Start Data supplied

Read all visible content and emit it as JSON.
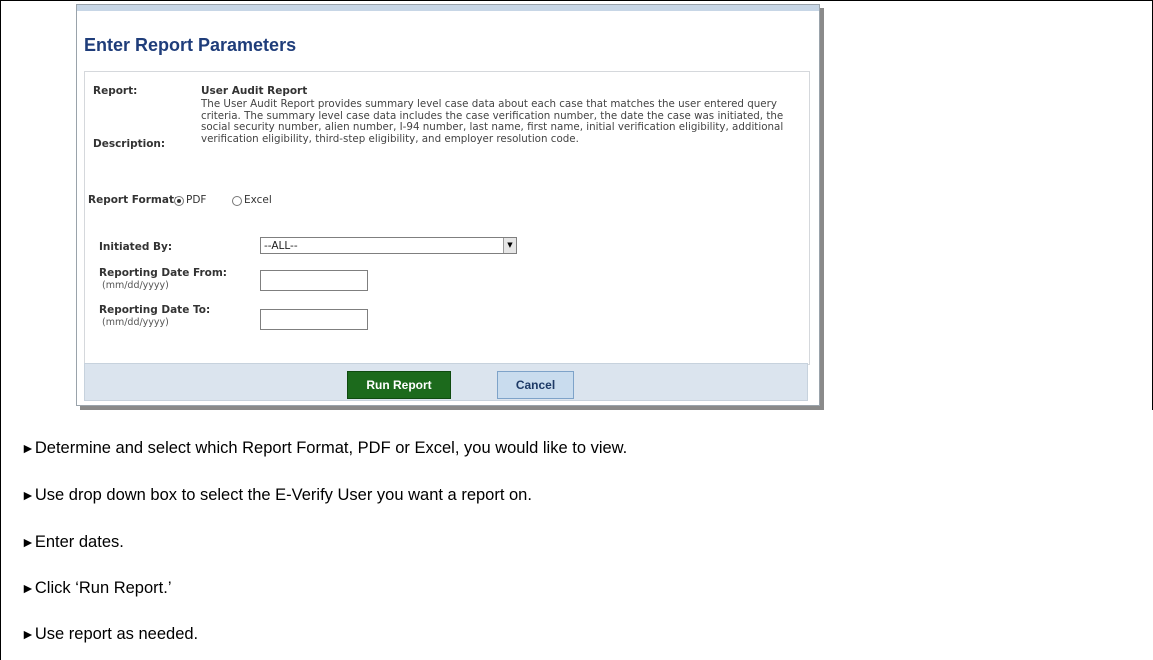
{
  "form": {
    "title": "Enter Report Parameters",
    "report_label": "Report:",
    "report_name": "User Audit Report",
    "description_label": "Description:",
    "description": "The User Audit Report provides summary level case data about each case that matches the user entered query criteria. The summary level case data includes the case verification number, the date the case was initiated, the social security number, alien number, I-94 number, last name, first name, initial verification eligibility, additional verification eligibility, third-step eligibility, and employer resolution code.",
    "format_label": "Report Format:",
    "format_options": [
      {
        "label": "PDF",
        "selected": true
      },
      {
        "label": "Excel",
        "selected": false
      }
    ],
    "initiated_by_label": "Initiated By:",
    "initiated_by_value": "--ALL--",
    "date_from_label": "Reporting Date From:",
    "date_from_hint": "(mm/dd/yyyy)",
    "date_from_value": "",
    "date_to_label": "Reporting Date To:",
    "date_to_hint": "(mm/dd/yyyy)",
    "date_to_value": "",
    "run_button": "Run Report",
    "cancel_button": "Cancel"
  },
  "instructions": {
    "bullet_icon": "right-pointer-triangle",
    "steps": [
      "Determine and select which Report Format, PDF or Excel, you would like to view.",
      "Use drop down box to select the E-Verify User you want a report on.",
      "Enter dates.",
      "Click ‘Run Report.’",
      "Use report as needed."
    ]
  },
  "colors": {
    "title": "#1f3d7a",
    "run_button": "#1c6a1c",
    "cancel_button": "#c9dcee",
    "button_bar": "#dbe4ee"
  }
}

End Data supplied

Problem details:
Copy all of the entries verbatim, leaving out any pictures they contain.

Task output:
Read all visible content and emit it as JSON.
{
  "form": {
    "title": "Enter Report Parameters",
    "report_label": "Report:",
    "report_name": "User Audit Report",
    "description_label": "Description:",
    "description": "The User Audit Report provides summary level case data about each case that matches the user entered query criteria. The summary level case data includes the case verification number, the date the case was initiated, the social security number, alien number, I-94 number, last name, first name, initial verification eligibility, additional verification eligibility, third-step eligibility, and employer resolution code.",
    "format_label": "Report Format:",
    "format_options": [
      {
        "label": "PDF",
        "selected": true
      },
      {
        "label": "Excel",
        "selected": false
      }
    ],
    "initiated_by_label": "Initiated By:",
    "initiated_by_value": "--ALL--",
    "date_from_label": "Reporting Date From:",
    "date_from_hint": "(mm/dd/yyyy)",
    "date_from_value": "",
    "date_to_label": "Reporting Date To:",
    "date_to_hint": "(mm/dd/yyyy)",
    "date_to_value": "",
    "run_button": "Run Report",
    "cancel_button": "Cancel"
  },
  "instructions": {
    "bullet_icon": "right-pointer-triangle",
    "steps": [
      "Determine and select which Report Format, PDF or Excel, you would like to view.",
      "Use drop down box to select the E-Verify User you want a report on.",
      "Enter dates.",
      "Click ‘Run Report.’",
      "Use report as needed."
    ]
  },
  "colors": {
    "title": "#1f3d7a",
    "run_button": "#1c6a1c",
    "cancel_button": "#c9dcee",
    "button_bar": "#dbe4ee"
  }
}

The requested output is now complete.